### DATA ROWS

########

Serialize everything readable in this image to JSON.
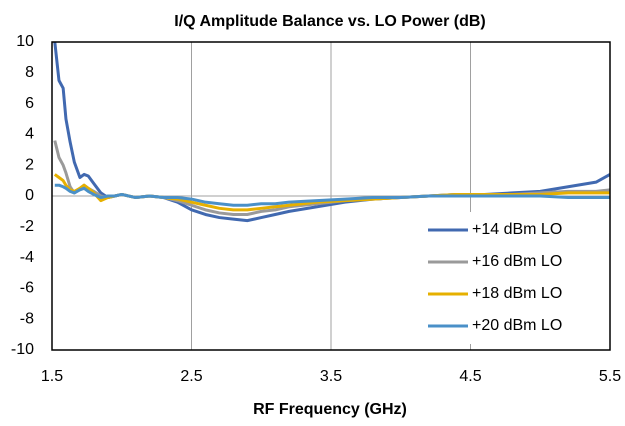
{
  "chart_data": {
    "type": "line",
    "title": "I/Q Amplitude Balance vs. LO Power (dB)",
    "x_label": "RF Frequency  (GHz)",
    "x": [
      1.52,
      1.55,
      1.58,
      1.6,
      1.63,
      1.66,
      1.7,
      1.73,
      1.76,
      1.8,
      1.85,
      1.9,
      1.95,
      2.0,
      2.1,
      2.2,
      2.3,
      2.4,
      2.5,
      2.6,
      2.7,
      2.8,
      2.9,
      3.0,
      3.1,
      3.2,
      3.4,
      3.6,
      3.8,
      4.0,
      4.2,
      4.4,
      4.6,
      4.8,
      5.0,
      5.2,
      5.4,
      5.5
    ],
    "series": [
      {
        "name": "+14 dBm LO",
        "color": "#4169b0",
        "values": [
          10,
          7.5,
          7,
          5,
          3.5,
          2.2,
          1.2,
          1.4,
          1.3,
          0.8,
          0.2,
          -0.1,
          0,
          0.1,
          -0.1,
          0,
          -0.1,
          -0.4,
          -0.9,
          -1.2,
          -1.4,
          -1.5,
          -1.6,
          -1.4,
          -1.2,
          -1,
          -0.7,
          -0.4,
          -0.2,
          -0.1,
          0,
          0.1,
          0.1,
          0.2,
          0.3,
          0.6,
          0.9,
          1.4
        ]
      },
      {
        "name": "+16 dBm LO",
        "color": "#9a9a9a",
        "values": [
          3.6,
          2.5,
          2,
          1.5,
          0.6,
          0.2,
          0.5,
          0.7,
          0.5,
          0.3,
          0,
          -0.1,
          0,
          0.1,
          -0.1,
          0,
          -0.1,
          -0.3,
          -0.6,
          -0.9,
          -1.1,
          -1.2,
          -1.2,
          -1,
          -0.9,
          -0.7,
          -0.5,
          -0.3,
          -0.2,
          -0.1,
          0,
          0.1,
          0.1,
          0.1,
          0.2,
          0.3,
          0.3,
          0.4
        ]
      },
      {
        "name": "+18 dBm LO",
        "color": "#e6b000",
        "values": [
          1.4,
          1.2,
          1,
          0.7,
          0.4,
          0.3,
          0.5,
          0.7,
          0.5,
          0.2,
          -0.3,
          -0.1,
          0,
          0.1,
          -0.1,
          0,
          -0.1,
          -0.2,
          -0.4,
          -0.6,
          -0.8,
          -0.9,
          -0.9,
          -0.8,
          -0.7,
          -0.6,
          -0.4,
          -0.3,
          -0.2,
          -0.1,
          0,
          0.1,
          0.1,
          0.1,
          0.1,
          0.2,
          0.2,
          0.2
        ]
      },
      {
        "name": "+20 dBm LO",
        "color": "#4a90c8",
        "values": [
          0.7,
          0.7,
          0.6,
          0.5,
          0.3,
          0.2,
          0.4,
          0.5,
          0.3,
          0.1,
          -0.1,
          0,
          0,
          0.1,
          -0.1,
          0,
          -0.1,
          -0.1,
          -0.2,
          -0.4,
          -0.5,
          -0.6,
          -0.6,
          -0.5,
          -0.5,
          -0.4,
          -0.3,
          -0.2,
          -0.1,
          -0.1,
          0,
          0,
          0,
          0,
          0,
          -0.1,
          -0.1,
          -0.1
        ]
      }
    ],
    "xlim": [
      1.5,
      5.5
    ],
    "xticks": [
      1.5,
      2.5,
      3.5,
      4.5,
      5.5
    ],
    "ylim": [
      -10,
      10
    ],
    "yticks": [
      -10,
      -8,
      -6,
      -4,
      -2,
      0,
      2,
      4,
      6,
      8,
      10
    ],
    "grid": true,
    "legend": "lower right"
  }
}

########

### THE PROBLEM
Transcribe the preceding listing in its entirety and with exact wording, leaving out pictures.

### REPLY
Serialize everything readable in this image to JSON.
{
  "chart_data": {
    "type": "line",
    "title": "I/Q Amplitude Balance vs. LO Power (dB)",
    "x_label": "RF Frequency  (GHz)",
    "x": [
      1.52,
      1.55,
      1.58,
      1.6,
      1.63,
      1.66,
      1.7,
      1.73,
      1.76,
      1.8,
      1.85,
      1.9,
      1.95,
      2.0,
      2.1,
      2.2,
      2.3,
      2.4,
      2.5,
      2.6,
      2.7,
      2.8,
      2.9,
      3.0,
      3.1,
      3.2,
      3.4,
      3.6,
      3.8,
      4.0,
      4.2,
      4.4,
      4.6,
      4.8,
      5.0,
      5.2,
      5.4,
      5.5
    ],
    "series": [
      {
        "name": "+14 dBm LO",
        "color": "#4169b0",
        "values": [
          10,
          7.5,
          7,
          5,
          3.5,
          2.2,
          1.2,
          1.4,
          1.3,
          0.8,
          0.2,
          -0.1,
          0,
          0.1,
          -0.1,
          0,
          -0.1,
          -0.4,
          -0.9,
          -1.2,
          -1.4,
          -1.5,
          -1.6,
          -1.4,
          -1.2,
          -1,
          -0.7,
          -0.4,
          -0.2,
          -0.1,
          0,
          0.1,
          0.1,
          0.2,
          0.3,
          0.6,
          0.9,
          1.4
        ]
      },
      {
        "name": "+16 dBm LO",
        "color": "#9a9a9a",
        "values": [
          3.6,
          2.5,
          2,
          1.5,
          0.6,
          0.2,
          0.5,
          0.7,
          0.5,
          0.3,
          0,
          -0.1,
          0,
          0.1,
          -0.1,
          0,
          -0.1,
          -0.3,
          -0.6,
          -0.9,
          -1.1,
          -1.2,
          -1.2,
          -1,
          -0.9,
          -0.7,
          -0.5,
          -0.3,
          -0.2,
          -0.1,
          0,
          0.1,
          0.1,
          0.1,
          0.2,
          0.3,
          0.3,
          0.4
        ]
      },
      {
        "name": "+18 dBm LO",
        "color": "#e6b000",
        "values": [
          1.4,
          1.2,
          1,
          0.7,
          0.4,
          0.3,
          0.5,
          0.7,
          0.5,
          0.2,
          -0.3,
          -0.1,
          0,
          0.1,
          -0.1,
          0,
          -0.1,
          -0.2,
          -0.4,
          -0.6,
          -0.8,
          -0.9,
          -0.9,
          -0.8,
          -0.7,
          -0.6,
          -0.4,
          -0.3,
          -0.2,
          -0.1,
          0,
          0.1,
          0.1,
          0.1,
          0.1,
          0.2,
          0.2,
          0.2
        ]
      },
      {
        "name": "+20 dBm LO",
        "color": "#4a90c8",
        "values": [
          0.7,
          0.7,
          0.6,
          0.5,
          0.3,
          0.2,
          0.4,
          0.5,
          0.3,
          0.1,
          -0.1,
          0,
          0,
          0.1,
          -0.1,
          0,
          -0.1,
          -0.1,
          -0.2,
          -0.4,
          -0.5,
          -0.6,
          -0.6,
          -0.5,
          -0.5,
          -0.4,
          -0.3,
          -0.2,
          -0.1,
          -0.1,
          0,
          0,
          0,
          0,
          0,
          -0.1,
          -0.1,
          -0.1
        ]
      }
    ],
    "xlim": [
      1.5,
      5.5
    ],
    "xticks": [
      1.5,
      2.5,
      3.5,
      4.5,
      5.5
    ],
    "ylim": [
      -10,
      10
    ],
    "yticks": [
      -10,
      -8,
      -6,
      -4,
      -2,
      0,
      2,
      4,
      6,
      8,
      10
    ],
    "grid": true,
    "legend": "lower right"
  }
}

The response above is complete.